** What this task involves **
Wherever "ældre" appears in a line, list that line.

** Provided information **
--

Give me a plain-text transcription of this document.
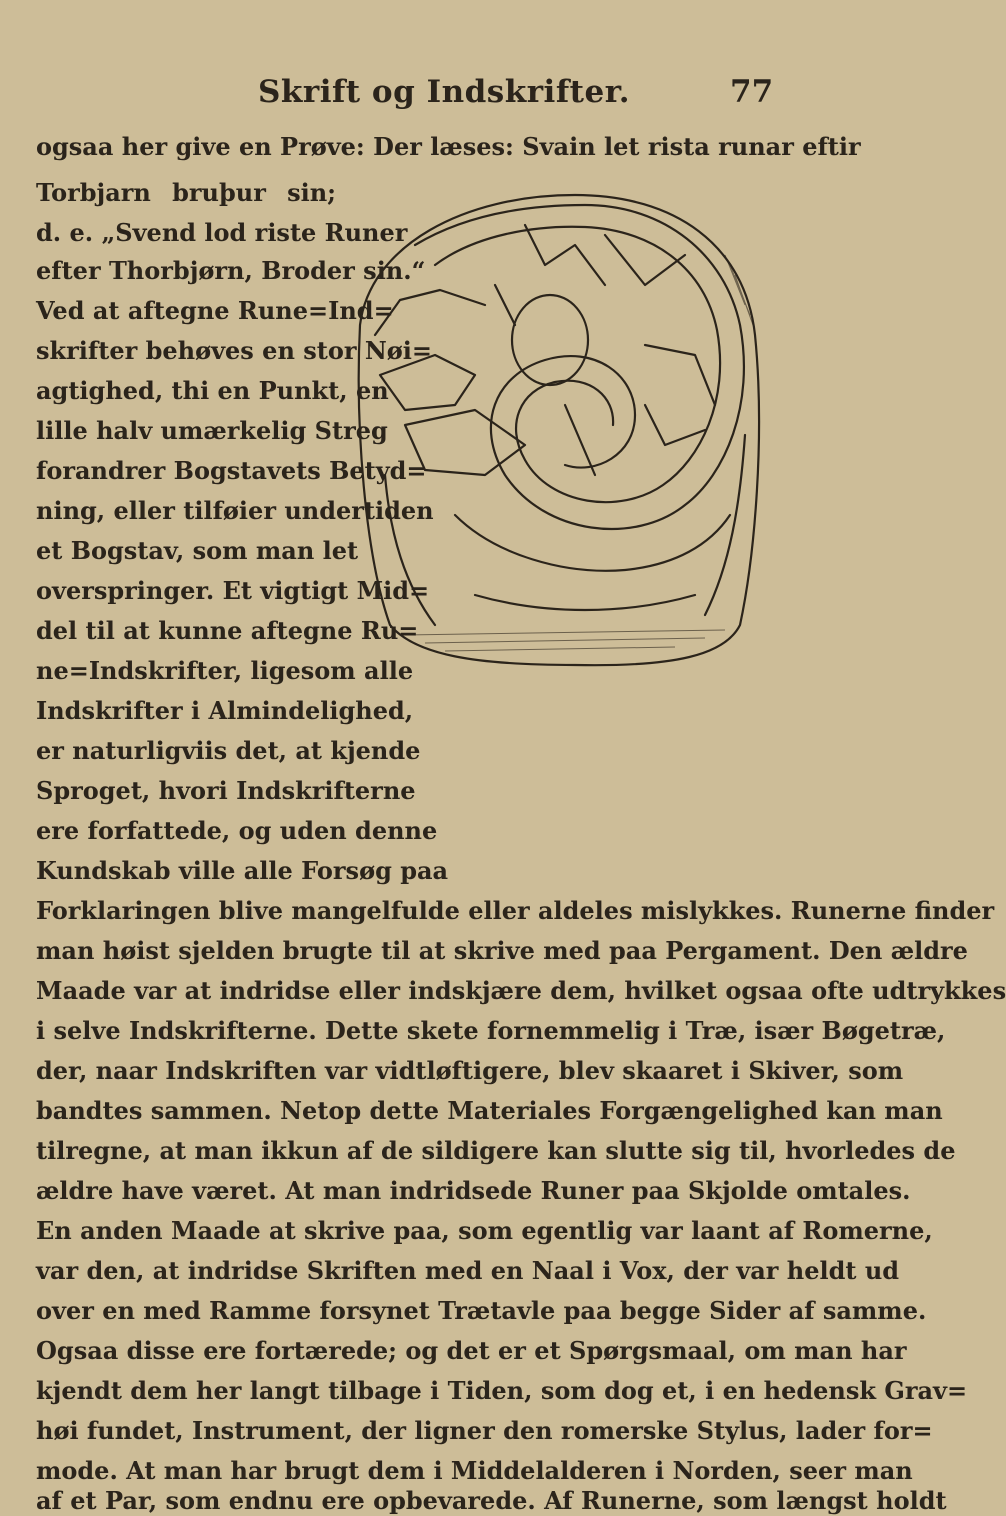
Skrift og Indskrifter.	77
ogsaa her give en Prøve: Der læses: Svain let rista runar eftir
Torbjarn bruþur sin;
d. e. „Svend lod riste Runer
efter Thorbjørn, Broder sin.“
Ved at aftegne Rune=Ind=
skrifter behøves en stor Nøi=
agtighed, thi en Punkt, en
lille halv umærkelig Streg
forandrer Bogstavets Betyd=
ning, eller tilføier undertiden
et Bogstav, som man let
overspringer. Et vigtigt Mid=
del til at kunne aftegne Ru=
ne=Indskrifter, ligesom alle
Indskrifter i Almindelighed,
er naturligviis det, at kjende
Sproget, hvori Indskrifterne
ere forfattede, og uden denne
Kundskab ville alle Forsøg paa
Forklaringen blive mangelfulde eller aldeles mislykkes. Runerne finder
man høist sjelden brugte til at skrive med paa Pergament. Den ældre
Maade var at indridse eller indskjære dem, hvilket ogsaa ofte udtrykkes
i selve Indskrifterne. Dette skete fornemmelig i Træ, især Bøgetræ,
der, naar Indskriften var vidtløftigere, blev skaaret i Skiver, som
bandtes sammen. Netop dette Materiales Forgængelighed kan man
tilregne, at man ikkun af de sildigere kan slutte sig til, hvorledes de
ældre have været. At man indridsede Runer paa Skjolde omtales.
En anden Maade at skrive paa, som egentlig var laant af Romerne,
var den, at indridse Skriften med en Naal i Vox, der var heldt ud
over en med Ramme forsynet Trætavle paa begge Sider af samme.
Ogsaa disse ere fortærede; og det er et Spørgsmaal, om man har
kjendt dem her langt tilbage i Tiden, som dog et, i en hedensk Grav=
høi fundet, Instrument, der ligner den romerske Stylus, lader for=
mode. At man har brugt dem i Middelalderen i Norden, seer man
af et Par, som endnu ere opbevarede. Af Runerne, som længst holdt
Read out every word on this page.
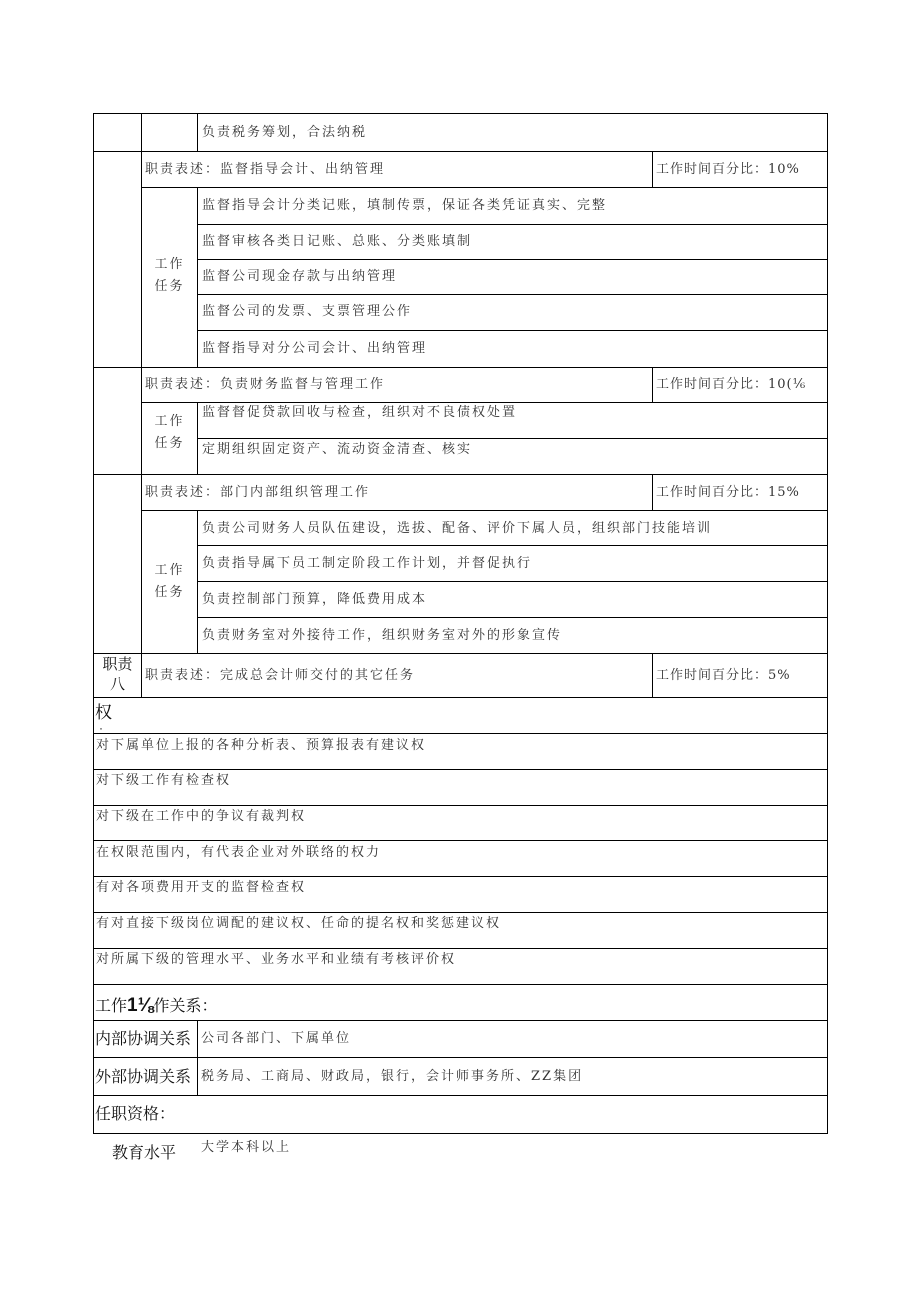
负责税务筹划，合法纳税
职责表述：监督指导会计、出纳管理	工作时间百分比：10%
工作
任务
监督指导会计分类记账，填制传票，保证各类凭证真实、完整
监督审核各类日记账、总账、分类账填制
监督公司现金存款与出纳管理
监督公司的发票、支票管理公作
监督指导对分公司会计、出纳管理
职责表述：负责财务监督与管理工作	工作时间百分比：10(⅙
工作
任务
监督督促贷款回收与检查，组织对不良债权处置
定期组织固定资产、流动资金清查、核实
职责表述：部门内部组织管理工作	工作时间百分比：15%
工作
任务
负责公司财务人员队伍建设，选拔、配备、评价下属人员，组织部门技能培训
负责指导属下员工制定阶段工作计划，并督促执行
负责控制部门预算，降低费用成本
负责财务室对外接待工作，组织财务室对外的形象宣传
职责
八
职责表述：完成总会计师交付的其它任务	工作时间百分比：5%
权
·
对下属单位上报的各种分析表、预算报表有建议权
对下级工作有检查权
对下级在工作中的争议有裁判权
在权限范围内，有代表企业对外联络的权力
有对各项费用开支的监督检查权
有对直接下级岗位调配的建议权、任命的提名权和奖惩建议权
对所属下级的管理水平、业务水平和业绩有考核评价权
工作1⅛作关系：
内部协调关系 公司各部门、下属单位
外部协调关系 税务局、工商局、财政局，银行，会计师事务所、ZZ集团
任职资格：
教育水平 大学本科以上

--

** Full solution **
man høist sjelden brugte til at skrive med paa Pergament. Den ældre
ældre have været. At man indridsede Runer paa Skjolde omtales.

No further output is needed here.